> Work required: Search the listing for "Treaty" and copy every line where it appears.

> Information given:
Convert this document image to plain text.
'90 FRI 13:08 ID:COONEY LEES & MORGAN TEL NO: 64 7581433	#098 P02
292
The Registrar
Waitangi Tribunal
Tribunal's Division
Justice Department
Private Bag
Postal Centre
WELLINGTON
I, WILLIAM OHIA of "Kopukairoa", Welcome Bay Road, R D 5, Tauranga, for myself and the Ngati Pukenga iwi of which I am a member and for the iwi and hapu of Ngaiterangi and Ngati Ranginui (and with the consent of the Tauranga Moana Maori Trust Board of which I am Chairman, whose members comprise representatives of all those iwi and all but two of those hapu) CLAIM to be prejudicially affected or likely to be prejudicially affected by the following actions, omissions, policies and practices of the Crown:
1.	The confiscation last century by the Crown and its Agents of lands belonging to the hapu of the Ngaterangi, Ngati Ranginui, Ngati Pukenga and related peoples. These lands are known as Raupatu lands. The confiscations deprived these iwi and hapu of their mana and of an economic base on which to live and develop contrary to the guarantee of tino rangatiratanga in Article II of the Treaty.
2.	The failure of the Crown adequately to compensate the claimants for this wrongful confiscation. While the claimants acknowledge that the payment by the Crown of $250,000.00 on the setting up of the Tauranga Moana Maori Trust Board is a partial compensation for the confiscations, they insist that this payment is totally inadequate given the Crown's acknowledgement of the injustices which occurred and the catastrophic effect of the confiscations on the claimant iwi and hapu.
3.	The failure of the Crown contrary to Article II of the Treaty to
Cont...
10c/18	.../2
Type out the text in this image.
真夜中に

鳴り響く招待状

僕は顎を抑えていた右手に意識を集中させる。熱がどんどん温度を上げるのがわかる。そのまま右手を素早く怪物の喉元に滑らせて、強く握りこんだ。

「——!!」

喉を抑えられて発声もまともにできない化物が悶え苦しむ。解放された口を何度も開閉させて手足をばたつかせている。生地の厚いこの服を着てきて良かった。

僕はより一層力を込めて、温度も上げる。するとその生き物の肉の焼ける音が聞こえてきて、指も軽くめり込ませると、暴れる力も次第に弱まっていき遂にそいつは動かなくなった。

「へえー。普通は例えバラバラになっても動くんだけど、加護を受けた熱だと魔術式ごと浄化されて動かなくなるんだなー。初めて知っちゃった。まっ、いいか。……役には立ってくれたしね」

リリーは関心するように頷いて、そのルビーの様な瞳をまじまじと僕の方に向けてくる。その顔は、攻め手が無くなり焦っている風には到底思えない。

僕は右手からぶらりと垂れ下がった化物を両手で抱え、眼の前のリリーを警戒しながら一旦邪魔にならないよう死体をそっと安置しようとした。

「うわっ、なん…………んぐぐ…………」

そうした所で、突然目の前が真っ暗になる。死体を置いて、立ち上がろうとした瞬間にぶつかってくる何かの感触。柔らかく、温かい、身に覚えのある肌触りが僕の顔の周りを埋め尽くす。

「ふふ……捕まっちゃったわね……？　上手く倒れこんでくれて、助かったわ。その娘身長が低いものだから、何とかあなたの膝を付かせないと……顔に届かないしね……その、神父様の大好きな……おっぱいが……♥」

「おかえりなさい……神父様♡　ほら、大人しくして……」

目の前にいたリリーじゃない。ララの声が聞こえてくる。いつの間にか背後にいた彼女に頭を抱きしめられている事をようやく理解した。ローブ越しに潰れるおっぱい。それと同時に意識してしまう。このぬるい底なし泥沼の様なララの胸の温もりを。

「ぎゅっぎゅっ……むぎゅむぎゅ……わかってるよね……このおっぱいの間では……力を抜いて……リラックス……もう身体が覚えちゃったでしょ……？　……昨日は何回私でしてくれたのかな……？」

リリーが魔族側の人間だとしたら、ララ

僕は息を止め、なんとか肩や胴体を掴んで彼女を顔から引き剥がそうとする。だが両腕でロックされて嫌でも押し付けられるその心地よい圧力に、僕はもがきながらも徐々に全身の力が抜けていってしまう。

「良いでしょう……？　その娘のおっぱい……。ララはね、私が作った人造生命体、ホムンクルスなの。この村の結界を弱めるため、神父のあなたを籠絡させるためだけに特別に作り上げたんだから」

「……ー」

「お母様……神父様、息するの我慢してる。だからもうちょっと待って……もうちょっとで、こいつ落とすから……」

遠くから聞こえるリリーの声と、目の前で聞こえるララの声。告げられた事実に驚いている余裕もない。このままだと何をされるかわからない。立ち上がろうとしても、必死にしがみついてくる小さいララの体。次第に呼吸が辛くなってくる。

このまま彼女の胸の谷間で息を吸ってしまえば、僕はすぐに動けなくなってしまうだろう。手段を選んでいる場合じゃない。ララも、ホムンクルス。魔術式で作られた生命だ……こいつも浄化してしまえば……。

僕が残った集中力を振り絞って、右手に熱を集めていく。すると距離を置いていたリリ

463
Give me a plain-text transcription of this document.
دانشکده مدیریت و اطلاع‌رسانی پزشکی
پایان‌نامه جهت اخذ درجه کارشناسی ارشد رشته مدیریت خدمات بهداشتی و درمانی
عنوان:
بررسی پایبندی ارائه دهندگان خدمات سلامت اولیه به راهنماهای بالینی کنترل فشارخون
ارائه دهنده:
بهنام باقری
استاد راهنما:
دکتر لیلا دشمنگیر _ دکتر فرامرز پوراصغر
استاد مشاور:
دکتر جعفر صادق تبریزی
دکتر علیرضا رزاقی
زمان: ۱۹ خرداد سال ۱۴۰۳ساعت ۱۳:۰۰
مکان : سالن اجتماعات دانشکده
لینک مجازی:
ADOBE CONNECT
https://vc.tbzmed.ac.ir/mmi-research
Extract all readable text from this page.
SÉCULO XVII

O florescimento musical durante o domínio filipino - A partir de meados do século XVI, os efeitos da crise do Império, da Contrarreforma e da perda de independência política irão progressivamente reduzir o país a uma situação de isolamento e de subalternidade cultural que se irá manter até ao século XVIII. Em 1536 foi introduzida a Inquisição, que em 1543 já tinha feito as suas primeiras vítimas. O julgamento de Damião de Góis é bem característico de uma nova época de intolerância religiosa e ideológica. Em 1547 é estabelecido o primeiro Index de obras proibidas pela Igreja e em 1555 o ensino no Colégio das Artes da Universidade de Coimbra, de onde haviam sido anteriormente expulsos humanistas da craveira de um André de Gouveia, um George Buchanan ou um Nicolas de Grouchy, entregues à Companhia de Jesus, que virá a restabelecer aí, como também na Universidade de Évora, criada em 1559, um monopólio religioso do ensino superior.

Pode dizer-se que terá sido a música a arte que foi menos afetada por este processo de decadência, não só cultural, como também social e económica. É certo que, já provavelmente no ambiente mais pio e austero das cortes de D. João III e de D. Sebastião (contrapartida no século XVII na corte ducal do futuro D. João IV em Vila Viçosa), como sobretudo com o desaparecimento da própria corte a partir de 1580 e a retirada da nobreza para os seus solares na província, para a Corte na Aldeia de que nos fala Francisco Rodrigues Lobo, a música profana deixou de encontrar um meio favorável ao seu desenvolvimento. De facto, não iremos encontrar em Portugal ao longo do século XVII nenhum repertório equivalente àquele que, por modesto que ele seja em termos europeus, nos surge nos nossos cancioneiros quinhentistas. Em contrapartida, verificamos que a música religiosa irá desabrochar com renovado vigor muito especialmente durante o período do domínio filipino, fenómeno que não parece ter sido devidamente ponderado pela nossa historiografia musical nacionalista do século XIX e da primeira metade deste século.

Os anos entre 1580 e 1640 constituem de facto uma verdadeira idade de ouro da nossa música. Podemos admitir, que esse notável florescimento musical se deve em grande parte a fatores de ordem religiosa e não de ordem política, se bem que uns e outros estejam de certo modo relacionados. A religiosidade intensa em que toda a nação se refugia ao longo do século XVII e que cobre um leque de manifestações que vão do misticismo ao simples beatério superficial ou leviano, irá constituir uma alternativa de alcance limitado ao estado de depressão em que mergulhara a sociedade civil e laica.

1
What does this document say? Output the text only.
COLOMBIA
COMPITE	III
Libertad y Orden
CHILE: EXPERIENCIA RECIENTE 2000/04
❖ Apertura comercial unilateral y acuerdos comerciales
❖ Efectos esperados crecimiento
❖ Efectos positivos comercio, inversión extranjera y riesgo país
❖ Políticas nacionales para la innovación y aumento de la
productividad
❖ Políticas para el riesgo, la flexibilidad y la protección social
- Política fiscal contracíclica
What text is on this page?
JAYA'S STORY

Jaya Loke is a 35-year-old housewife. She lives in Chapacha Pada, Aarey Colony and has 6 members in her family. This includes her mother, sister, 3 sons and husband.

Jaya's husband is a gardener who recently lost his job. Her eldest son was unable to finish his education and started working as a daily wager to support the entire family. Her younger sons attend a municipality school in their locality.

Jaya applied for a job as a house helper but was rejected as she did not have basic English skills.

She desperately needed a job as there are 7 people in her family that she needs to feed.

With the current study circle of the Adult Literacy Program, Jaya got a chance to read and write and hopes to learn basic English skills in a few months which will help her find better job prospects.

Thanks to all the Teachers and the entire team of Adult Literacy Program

> Exercise result:
1.	The confiscation last century by the Crown and its Agents of lands belonging to the hapu of the Ngaterangi, Ngati Ranginui, Ngati Pukenga and related peoples. These lands are known as Raupatu lands. The confiscations deprived these iwi and hapu of their mana and of an economic base on which to live and develop contrary to the guarantee of tino rangatiratanga in Article II of the Treaty.
3.	The failure of the Crown contrary to Article II of the Treaty to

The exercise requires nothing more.